Detalhes do exercício -
Cite na íntegra o texto sobre a troca de sementes tradicionais, reproduzindo-o palavra por palavra.

Texto de leitura -
━━━━━━━━━━━━━━━━
A troca de sementes tradicionais propriamente, foi realizada na Aldeia Vida Nova, onde foram compartilhadas 88 tipos de plantas, entre espécies e variedades, cultivadas na terra indígena em áreas de roçado, sistemas agroflorestais, quintais e parques medicinais. Foi destaque ainda, os pratos tradicionais do povo Huni Kuĩ que foram oferecidos durante o intercâmbio que mostra a bela situação da agrobiodiversidade na TI.
Além de fortalecer a segurança e a soberania alimentar destes povos, a partir da diversificação de seus plantios e da recuperação de algumas espécies que já não existiam mais em determinadas terras indígenas, a troca de sementes foi importante para aumentar a variabilidade genética dessas espécies. Todo o material produzido no intercâmbio, como depoimentos e reflexões dos participantes, está sendo sistematizado para retornar aos AAFIs e suas comunidades, com objetivo de auxiliar no trabalho de conservação da agrobiodiversidade em suas comunidades.
Para o agente agroflorestal indígena Aldemir Mateus Kaxinawá, da Aldeia São José:“Intercâmbios como esse são muito importantes porque, além de promover a troca de sementes entre vários povos, fortalece muito o conhecimento tradicional de todos. Nosso trabalho é um trabalho bonito, com muita luta, onde a gente procura defender a nossa floresta, nosso território, pra gente garantir a vida do nosso povo e de nossas futuras gerações”.
━━━━━━━━━━━━━━━━
Trechos dos registros -
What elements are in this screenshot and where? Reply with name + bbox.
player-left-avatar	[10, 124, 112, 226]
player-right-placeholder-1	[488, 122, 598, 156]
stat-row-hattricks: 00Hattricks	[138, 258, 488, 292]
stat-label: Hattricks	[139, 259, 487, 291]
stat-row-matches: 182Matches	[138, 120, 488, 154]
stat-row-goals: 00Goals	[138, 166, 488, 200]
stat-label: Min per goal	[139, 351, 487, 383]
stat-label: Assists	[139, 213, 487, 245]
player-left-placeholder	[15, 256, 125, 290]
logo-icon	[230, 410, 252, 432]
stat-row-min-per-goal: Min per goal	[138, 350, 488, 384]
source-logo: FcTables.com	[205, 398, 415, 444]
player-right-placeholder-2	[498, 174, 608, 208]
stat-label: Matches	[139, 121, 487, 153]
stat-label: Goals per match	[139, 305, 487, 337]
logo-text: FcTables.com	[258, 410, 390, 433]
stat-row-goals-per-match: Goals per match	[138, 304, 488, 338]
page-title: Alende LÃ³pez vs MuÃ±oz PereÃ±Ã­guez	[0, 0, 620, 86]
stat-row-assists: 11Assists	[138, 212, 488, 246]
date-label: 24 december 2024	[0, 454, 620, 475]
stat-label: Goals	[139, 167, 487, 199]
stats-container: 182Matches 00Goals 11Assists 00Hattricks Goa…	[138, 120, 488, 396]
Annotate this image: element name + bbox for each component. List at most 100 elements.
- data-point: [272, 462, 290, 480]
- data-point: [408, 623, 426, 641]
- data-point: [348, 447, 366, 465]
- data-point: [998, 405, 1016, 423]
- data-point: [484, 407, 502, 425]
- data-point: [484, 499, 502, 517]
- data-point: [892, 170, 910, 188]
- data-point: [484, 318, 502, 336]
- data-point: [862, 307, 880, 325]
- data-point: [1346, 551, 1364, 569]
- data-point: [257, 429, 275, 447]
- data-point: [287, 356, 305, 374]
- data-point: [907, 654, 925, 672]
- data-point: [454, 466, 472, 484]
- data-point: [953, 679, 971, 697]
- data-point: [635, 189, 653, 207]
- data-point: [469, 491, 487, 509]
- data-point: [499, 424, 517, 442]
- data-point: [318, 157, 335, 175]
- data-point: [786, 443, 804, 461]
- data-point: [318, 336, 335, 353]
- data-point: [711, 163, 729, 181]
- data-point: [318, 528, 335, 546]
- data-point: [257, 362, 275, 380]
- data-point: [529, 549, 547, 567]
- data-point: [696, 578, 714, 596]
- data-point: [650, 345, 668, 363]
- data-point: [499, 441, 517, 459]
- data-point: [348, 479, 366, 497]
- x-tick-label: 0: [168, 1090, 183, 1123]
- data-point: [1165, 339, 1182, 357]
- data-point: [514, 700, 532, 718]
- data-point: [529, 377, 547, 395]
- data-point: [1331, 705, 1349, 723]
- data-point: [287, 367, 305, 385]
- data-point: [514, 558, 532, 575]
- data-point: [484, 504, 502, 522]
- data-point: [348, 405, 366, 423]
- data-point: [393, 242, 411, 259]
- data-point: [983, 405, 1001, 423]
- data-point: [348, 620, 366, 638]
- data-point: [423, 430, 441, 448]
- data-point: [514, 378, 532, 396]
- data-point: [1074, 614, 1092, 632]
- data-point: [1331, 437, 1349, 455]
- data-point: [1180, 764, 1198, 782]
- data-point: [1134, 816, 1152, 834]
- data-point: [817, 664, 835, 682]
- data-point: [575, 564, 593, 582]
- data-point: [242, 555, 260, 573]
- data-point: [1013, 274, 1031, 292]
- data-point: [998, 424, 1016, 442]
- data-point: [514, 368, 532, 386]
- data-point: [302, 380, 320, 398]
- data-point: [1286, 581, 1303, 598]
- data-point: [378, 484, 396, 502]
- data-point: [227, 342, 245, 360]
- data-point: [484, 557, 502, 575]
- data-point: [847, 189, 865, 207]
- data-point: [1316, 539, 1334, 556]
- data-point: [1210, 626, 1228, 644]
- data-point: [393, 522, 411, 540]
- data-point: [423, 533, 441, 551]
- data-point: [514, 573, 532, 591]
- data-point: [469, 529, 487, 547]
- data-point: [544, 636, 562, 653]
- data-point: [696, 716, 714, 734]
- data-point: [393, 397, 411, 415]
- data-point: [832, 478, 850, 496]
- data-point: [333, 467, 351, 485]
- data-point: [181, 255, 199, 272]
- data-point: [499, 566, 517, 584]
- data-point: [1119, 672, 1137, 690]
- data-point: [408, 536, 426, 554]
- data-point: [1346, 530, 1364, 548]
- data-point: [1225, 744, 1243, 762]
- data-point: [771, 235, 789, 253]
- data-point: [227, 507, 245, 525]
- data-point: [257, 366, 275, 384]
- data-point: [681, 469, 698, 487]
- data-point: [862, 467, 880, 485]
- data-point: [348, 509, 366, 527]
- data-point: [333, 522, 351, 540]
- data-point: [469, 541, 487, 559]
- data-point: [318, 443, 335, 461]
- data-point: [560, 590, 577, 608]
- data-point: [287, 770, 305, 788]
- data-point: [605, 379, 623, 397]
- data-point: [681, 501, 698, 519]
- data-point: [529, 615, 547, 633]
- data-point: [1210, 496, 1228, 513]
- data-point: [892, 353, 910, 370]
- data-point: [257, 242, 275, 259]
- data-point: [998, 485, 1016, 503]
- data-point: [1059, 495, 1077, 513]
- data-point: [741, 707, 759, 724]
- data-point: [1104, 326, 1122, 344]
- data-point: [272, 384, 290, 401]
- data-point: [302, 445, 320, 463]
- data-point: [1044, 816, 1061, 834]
━━━━━━━━━━━━━━━━
Resposta do exercício -
A troca de sementes tradicionais propriamente, foi realizada na Aldeia Vida Nova, onde foram compartilhadas 88 tipos de plantas, entre espécies e variedades, cultivadas na terra indígena em áreas de roçado, sistemas agroflorestais, quintais e parques medicinais. Foi destaque ainda, os pratos tradicionais do povo Huni Kuĩ que foram oferecidos durante o intercâmbio que mostra a bela situação da agrobiodiversidade na TI.
Além de fortalecer a segurança e a soberania alimentar destes povos, a partir da diversificação de seus plantios e da recuperação de algumas espécies que já não existiam mais em determinadas terras indígenas, a troca de sementes foi importante para aumentar a variabilidade genética dessas espécies. Todo o material produzido no intercâmbio, como depoimentos e reflexões dos participantes, está sendo sistematizado para retornar aos AAFIs e suas comunidades, com objetivo de auxiliar no trabalho de conservação da agrobiodiversidade em suas comunidades.
Para o agente agroflorestal indígena Aldemir Mateus Kaxinawá, da Aldeia São José:“Intercâmbios como esse são muito importantes porque, além de promover a troca de sementes entre vários povos, fortalece muito o conhecimento tradicional de todos. Nosso trabalho é um trabalho bonito, com muita luta, onde a gente procura defender a nossa floresta, nosso território, pra gente garantir a vida do nosso povo e de nossas futuras gerações”.